▶ _Task description_
Show every line of the records below that contains the word "newsoft".

▶ _Supplied records_
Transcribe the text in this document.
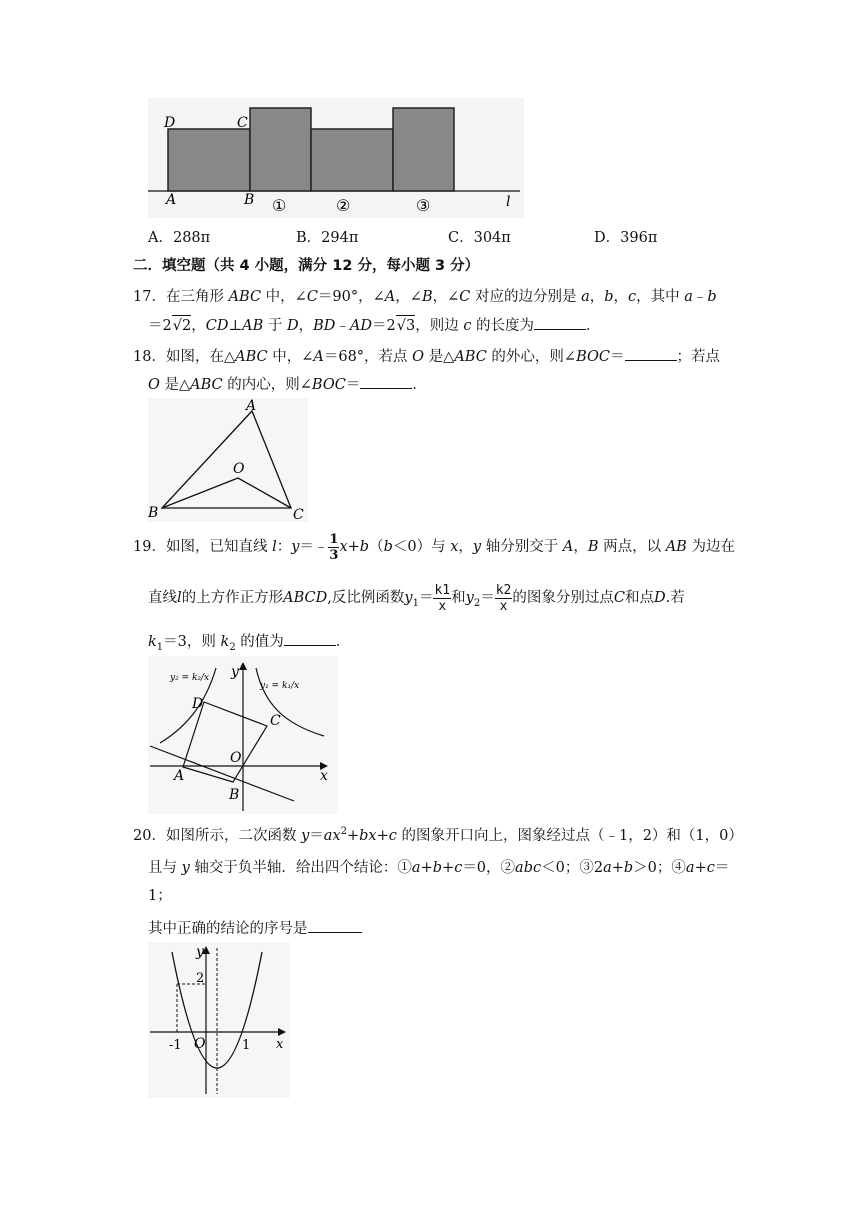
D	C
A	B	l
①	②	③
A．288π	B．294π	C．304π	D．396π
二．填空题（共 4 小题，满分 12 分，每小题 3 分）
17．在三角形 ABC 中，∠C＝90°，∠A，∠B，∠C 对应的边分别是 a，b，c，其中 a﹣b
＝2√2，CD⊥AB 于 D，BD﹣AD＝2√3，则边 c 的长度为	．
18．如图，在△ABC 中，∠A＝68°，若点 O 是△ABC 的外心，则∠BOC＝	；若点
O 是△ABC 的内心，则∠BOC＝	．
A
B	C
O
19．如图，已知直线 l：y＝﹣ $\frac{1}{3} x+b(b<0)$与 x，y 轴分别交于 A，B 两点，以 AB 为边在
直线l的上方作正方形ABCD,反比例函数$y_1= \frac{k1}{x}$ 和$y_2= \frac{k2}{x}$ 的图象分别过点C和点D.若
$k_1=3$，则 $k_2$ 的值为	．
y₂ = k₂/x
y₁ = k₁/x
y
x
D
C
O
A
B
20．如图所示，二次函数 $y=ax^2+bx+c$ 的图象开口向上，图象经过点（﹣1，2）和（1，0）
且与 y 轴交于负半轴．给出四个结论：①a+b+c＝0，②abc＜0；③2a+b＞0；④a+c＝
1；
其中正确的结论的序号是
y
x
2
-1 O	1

* * *

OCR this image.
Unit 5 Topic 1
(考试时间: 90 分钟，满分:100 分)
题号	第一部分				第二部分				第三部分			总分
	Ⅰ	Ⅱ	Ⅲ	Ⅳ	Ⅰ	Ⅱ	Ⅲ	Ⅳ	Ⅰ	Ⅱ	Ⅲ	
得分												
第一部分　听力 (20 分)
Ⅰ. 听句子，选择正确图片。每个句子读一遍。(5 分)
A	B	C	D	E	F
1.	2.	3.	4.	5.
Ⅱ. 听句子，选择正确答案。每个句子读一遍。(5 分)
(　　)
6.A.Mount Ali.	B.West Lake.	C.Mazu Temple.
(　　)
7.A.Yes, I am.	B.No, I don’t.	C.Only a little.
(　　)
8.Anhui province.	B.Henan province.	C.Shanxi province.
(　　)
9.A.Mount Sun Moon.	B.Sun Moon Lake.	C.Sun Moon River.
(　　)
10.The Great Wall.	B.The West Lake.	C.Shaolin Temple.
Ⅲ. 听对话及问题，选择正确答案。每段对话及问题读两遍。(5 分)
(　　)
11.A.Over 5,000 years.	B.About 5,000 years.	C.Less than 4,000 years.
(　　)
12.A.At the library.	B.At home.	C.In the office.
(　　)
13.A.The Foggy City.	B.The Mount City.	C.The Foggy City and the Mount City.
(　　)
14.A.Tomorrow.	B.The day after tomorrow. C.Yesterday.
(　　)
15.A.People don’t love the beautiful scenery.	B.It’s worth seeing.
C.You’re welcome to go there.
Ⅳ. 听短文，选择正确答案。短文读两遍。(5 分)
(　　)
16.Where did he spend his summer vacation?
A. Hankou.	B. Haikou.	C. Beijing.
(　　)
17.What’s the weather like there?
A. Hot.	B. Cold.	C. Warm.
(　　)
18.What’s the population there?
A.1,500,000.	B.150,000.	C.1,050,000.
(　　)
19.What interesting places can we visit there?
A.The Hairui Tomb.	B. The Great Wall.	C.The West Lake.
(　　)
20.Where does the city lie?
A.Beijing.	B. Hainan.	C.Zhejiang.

* * *

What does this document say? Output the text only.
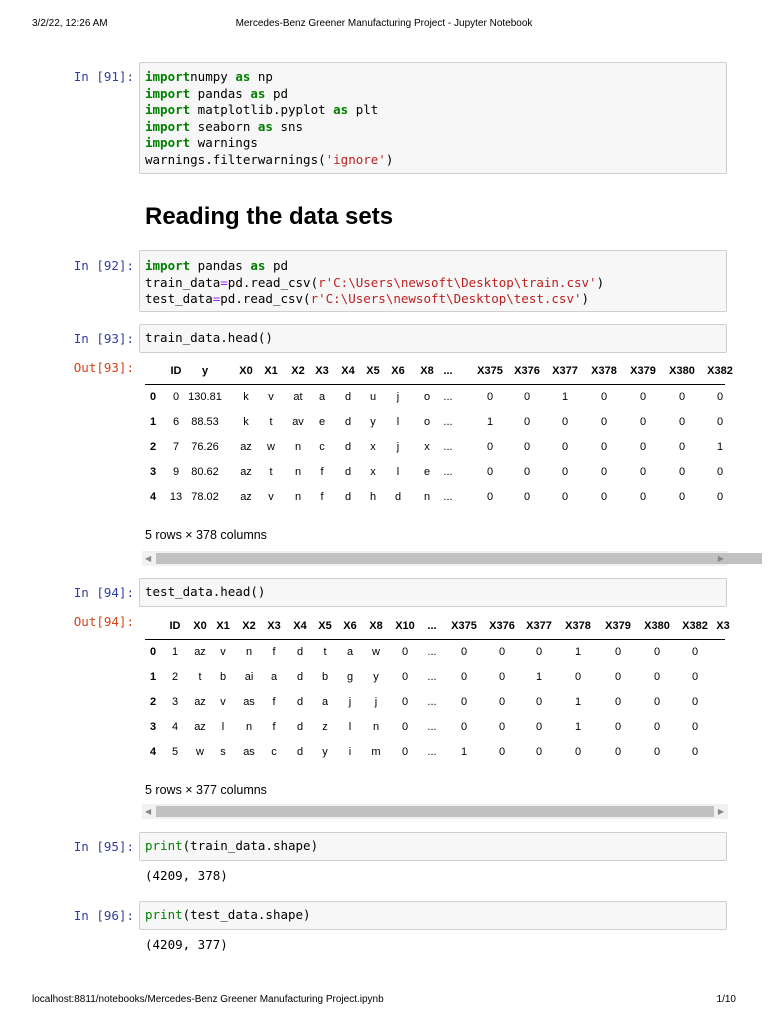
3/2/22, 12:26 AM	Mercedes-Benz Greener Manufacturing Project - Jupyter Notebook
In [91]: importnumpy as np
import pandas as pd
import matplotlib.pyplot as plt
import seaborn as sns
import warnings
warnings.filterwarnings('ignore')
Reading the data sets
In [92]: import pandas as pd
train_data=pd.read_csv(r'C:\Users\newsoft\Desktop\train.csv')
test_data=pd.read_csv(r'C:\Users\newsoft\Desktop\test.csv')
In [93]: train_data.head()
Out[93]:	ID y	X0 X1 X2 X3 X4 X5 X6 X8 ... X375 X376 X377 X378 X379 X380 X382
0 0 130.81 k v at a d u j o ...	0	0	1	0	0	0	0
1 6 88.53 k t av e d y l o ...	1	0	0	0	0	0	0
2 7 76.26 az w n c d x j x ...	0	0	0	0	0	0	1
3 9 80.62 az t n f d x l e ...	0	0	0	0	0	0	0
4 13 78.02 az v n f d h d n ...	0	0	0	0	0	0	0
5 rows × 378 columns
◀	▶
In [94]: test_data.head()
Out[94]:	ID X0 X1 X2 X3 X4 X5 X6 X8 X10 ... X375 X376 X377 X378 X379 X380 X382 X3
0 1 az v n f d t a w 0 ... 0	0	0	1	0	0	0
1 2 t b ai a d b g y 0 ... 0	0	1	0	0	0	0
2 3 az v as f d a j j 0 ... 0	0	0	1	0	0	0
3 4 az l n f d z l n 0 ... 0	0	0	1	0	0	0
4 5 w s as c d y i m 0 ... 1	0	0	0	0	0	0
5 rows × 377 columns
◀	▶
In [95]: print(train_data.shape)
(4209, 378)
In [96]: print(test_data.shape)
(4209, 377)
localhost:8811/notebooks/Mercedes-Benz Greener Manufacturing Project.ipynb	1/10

▶ _Exercise response_
train_data=pd.read_csv(r'C:\Users\newsoft\Desktop\train.csv')
test_data=pd.read_csv(r'C:\Users\newsoft\Desktop\test.csv')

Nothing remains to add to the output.